**Rows**

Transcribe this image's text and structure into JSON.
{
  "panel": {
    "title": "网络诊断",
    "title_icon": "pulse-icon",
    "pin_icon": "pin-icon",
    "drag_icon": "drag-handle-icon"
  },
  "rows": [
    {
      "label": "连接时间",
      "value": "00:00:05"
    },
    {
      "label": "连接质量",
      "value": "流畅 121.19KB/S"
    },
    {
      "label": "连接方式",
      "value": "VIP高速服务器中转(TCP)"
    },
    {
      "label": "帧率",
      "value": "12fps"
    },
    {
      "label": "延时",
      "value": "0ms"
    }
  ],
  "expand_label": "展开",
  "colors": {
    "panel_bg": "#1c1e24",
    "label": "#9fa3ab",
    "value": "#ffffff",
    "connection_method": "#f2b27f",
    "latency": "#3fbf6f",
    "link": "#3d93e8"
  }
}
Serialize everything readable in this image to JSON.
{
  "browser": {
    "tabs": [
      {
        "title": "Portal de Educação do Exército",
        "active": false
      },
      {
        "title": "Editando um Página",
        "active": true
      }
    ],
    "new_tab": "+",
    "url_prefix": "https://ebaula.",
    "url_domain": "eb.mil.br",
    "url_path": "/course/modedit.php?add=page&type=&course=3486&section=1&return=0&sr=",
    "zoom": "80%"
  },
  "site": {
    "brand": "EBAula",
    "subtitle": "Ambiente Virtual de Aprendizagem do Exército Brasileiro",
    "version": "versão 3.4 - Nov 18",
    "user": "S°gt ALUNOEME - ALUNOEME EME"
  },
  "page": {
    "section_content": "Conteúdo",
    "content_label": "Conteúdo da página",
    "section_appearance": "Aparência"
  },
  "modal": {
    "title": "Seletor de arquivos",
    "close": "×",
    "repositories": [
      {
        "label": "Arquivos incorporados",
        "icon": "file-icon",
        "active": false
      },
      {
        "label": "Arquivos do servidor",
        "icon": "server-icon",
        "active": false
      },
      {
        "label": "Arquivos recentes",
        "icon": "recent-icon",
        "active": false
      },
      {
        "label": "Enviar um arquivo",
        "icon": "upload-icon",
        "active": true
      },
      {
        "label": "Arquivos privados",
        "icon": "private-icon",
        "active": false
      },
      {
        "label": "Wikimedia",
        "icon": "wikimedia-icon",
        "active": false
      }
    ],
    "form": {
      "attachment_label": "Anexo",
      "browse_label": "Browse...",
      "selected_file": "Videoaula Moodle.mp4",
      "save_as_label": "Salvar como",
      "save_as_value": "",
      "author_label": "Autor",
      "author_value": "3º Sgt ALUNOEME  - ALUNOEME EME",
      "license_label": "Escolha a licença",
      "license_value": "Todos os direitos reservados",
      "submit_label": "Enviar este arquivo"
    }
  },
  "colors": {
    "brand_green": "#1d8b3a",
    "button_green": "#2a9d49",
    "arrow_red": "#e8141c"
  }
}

**To be done**
Repeat the material from above exactly, word for word.

**Task answer**
Transcribe this image's text and structure into JSON.
{
  "panel": {
    "title": "网络诊断",
    "title_icon": "pulse-icon",
    "pin_icon": "pin-icon",
    "drag_icon": "drag-handle-icon"
  },
  "rows": [
    {
      "label": "连接时间",
      "value": "00:00:05"
    },
    {
      "label": "连接质量",
      "value": "流畅 121.19KB/S"
    },
    {
      "label": "连接方式",
      "value": "VIP高速服务器中转(TCP)"
    },
    {
      "label": "帧率",
      "value": "12fps"
    },
    {
      "label": "延时",
      "value": "0ms"
    }
  ],
  "expand_label": "展开",
  "colors": {
    "panel_bg": "#1c1e24",
    "label": "#9fa3ab",
    "value": "#ffffff",
    "connection_method": "#f2b27f",
    "latency": "#3fbf6f",
    "link": "#3d93e8"
  }
}
Serialize everything readable in this image to JSON.
{
  "browser": {
    "tabs": [
      {
        "title": "Portal de Educação do Exército",
        "active": false
      },
      {
        "title": "Editando um Página",
        "active": true
      }
    ],
    "new_tab": "+",
    "url_prefix": "https://ebaula.",
    "url_domain": "eb.mil.br",
    "url_path": "/course/modedit.php?add=page&type=&course=3486&section=1&return=0&sr=",
    "zoom": "80%"
  },
  "site": {
    "brand": "EBAula",
    "subtitle": "Ambiente Virtual de Aprendizagem do Exército Brasileiro",
    "version": "versão 3.4 - Nov 18",
    "user": "S°gt ALUNOEME - ALUNOEME EME"
  },
  "page": {
    "section_content": "Conteúdo",
    "content_label": "Conteúdo da página",
    "section_appearance": "Aparência"
  },
  "modal": {
    "title": "Seletor de arquivos",
    "close": "×",
    "repositories": [
      {
        "label": "Arquivos incorporados",
        "icon": "file-icon",
        "active": false
      },
      {
        "label": "Arquivos do servidor",
        "icon": "server-icon",
        "active": false
      },
      {
        "label": "Arquivos recentes",
        "icon": "recent-icon",
        "active": false
      },
      {
        "label": "Enviar um arquivo",
        "icon": "upload-icon",
        "active": true
      },
      {
        "label": "Arquivos privados",
        "icon": "private-icon",
        "active": false
      },
      {
        "label": "Wikimedia",
        "icon": "wikimedia-icon",
        "active": false
      }
    ],
    "form": {
      "attachment_label": "Anexo",
      "browse_label": "Browse...",
      "selected_file": "Videoaula Moodle.mp4",
      "save_as_label": "Salvar como",
      "save_as_value": "",
      "author_label": "Autor",
      "author_value": "3º Sgt ALUNOEME  - ALUNOEME EME",
      "license_label": "Escolha a licença",
      "license_value": "Todos os direitos reservados",
      "submit_label": "Enviar este arquivo"
    }
  },
  "colors": {
    "brand_green": "#1d8b3a",
    "button_green": "#2a9d49",
    "arrow_red": "#e8141c"
  }
}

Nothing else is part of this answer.